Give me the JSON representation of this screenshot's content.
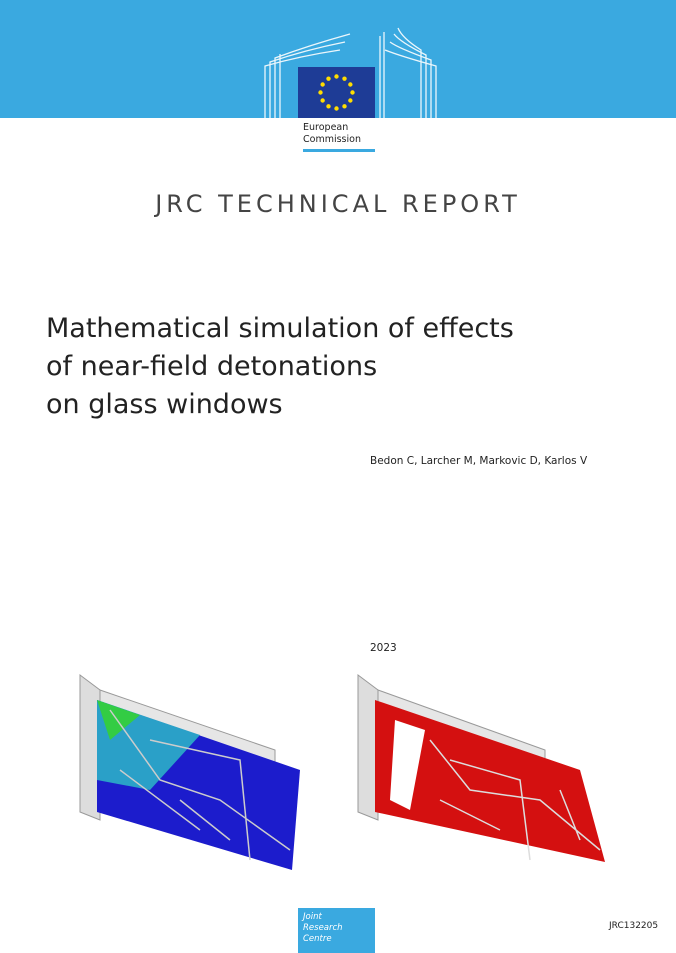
{
  "header": {
    "organization": [
      "European",
      "Commission"
    ]
  },
  "report_type": "JRC TECHNICAL REPORT",
  "title": [
    "Mathematical simulation of effects",
    "of near-field detonations",
    "on glass windows"
  ],
  "authors": "Bedon C, Larcher M, Markovic D, Karlos V",
  "year": "2023",
  "footer": {
    "logo": [
      "Joint",
      "Research",
      "Centre"
    ],
    "report_id": "JRC132205"
  }
}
■ ■ ■ ■ ■
**Problem details**
With the pictures left out, transcribe the material exactly.

**Reply**
Give me the JSON representation of this screenshot's content.
{
  "header": {
    "organization": [
      "European",
      "Commission"
    ]
  },
  "report_type": "JRC TECHNICAL REPORT",
  "title": [
    "Mathematical simulation of effects",
    "of near-field detonations",
    "on glass windows"
  ],
  "authors": "Bedon C, Larcher M, Markovic D, Karlos V",
  "year": "2023",
  "footer": {
    "logo": [
      "Joint",
      "Research",
      "Centre"
    ],
    "report_id": "JRC132205"
  }
}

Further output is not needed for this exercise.